MATERIAL SHOWN:
** start **

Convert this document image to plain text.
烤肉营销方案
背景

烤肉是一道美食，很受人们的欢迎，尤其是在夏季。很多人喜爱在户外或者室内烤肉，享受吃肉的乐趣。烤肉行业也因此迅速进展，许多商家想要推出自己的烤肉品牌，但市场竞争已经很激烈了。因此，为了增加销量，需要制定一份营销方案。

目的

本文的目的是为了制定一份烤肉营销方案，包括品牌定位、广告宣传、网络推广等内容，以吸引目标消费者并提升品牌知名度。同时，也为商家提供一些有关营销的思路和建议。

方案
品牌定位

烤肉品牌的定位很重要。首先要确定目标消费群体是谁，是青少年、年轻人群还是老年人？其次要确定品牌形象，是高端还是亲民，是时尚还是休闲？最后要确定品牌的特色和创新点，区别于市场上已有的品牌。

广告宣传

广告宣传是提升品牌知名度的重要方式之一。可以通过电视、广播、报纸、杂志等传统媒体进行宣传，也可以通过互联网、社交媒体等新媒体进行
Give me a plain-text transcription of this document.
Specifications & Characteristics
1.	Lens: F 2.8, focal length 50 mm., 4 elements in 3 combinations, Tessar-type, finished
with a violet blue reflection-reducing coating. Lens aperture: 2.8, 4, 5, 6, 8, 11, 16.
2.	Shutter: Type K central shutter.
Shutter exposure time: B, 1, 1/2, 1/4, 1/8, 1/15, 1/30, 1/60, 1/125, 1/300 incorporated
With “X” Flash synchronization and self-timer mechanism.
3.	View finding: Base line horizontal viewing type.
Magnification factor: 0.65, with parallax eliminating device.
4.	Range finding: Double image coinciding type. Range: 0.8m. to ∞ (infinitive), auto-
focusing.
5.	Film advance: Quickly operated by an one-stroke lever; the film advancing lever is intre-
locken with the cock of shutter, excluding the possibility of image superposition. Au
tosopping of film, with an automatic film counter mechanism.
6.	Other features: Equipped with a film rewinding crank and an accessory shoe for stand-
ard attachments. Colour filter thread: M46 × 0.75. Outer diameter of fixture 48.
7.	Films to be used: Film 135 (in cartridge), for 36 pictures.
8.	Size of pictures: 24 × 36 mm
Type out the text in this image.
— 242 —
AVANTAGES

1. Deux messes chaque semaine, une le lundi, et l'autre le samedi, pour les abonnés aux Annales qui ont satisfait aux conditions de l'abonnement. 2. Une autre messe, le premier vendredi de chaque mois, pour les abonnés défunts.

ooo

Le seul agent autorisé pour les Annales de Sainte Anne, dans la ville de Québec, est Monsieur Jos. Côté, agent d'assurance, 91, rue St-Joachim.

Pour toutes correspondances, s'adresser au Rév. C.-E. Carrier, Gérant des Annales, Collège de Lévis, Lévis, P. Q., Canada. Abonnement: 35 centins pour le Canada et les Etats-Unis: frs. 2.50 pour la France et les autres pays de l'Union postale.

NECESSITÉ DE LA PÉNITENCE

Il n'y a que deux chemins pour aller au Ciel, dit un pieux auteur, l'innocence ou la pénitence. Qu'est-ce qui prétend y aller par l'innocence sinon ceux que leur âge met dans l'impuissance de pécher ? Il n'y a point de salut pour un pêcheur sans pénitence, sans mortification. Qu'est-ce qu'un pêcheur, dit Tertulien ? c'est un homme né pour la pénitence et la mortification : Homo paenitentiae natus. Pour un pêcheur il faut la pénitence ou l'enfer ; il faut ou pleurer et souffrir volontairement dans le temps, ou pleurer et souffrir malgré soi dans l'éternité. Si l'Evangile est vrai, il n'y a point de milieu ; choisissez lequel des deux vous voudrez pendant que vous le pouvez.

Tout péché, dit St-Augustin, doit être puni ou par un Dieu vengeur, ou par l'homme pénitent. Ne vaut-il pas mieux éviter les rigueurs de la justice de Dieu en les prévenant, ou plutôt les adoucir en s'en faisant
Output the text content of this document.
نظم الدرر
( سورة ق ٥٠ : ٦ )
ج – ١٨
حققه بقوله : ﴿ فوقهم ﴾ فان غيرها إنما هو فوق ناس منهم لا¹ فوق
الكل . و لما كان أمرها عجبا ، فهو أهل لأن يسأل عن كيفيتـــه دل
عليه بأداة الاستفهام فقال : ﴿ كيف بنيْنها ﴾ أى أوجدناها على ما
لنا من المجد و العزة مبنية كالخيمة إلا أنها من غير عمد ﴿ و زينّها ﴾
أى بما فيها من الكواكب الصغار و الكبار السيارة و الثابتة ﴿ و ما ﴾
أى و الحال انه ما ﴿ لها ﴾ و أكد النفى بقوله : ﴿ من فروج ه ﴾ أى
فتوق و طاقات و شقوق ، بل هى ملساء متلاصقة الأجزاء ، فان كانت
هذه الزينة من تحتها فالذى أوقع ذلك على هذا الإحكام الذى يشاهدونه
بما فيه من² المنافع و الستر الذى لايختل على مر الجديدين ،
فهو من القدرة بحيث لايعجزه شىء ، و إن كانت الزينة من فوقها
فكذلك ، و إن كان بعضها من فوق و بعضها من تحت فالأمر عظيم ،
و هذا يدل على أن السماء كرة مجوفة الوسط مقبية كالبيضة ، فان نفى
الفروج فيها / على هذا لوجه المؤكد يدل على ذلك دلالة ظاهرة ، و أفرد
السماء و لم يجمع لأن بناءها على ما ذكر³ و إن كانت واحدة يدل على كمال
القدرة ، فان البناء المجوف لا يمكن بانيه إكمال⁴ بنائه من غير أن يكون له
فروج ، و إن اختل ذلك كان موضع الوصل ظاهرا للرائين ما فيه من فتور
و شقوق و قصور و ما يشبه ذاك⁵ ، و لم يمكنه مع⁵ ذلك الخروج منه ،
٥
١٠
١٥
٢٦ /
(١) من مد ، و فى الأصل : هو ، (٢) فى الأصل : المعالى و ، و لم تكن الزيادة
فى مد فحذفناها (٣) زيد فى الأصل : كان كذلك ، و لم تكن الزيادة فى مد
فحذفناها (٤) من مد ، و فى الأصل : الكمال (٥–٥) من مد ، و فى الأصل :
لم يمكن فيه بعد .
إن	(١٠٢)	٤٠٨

** end **

THE EXERCISE:
Search the lines for "السماء". Copy each line that has it.

REPLY TO THE TASK:
و هذا يدل على أن السماء كرة مجوفة الوسط مقبية كالبيضة ، فان نفى
السماء و لم يجمع لأن بناءها على ما ذكر³ و إن كانت واحدة يدل على كمال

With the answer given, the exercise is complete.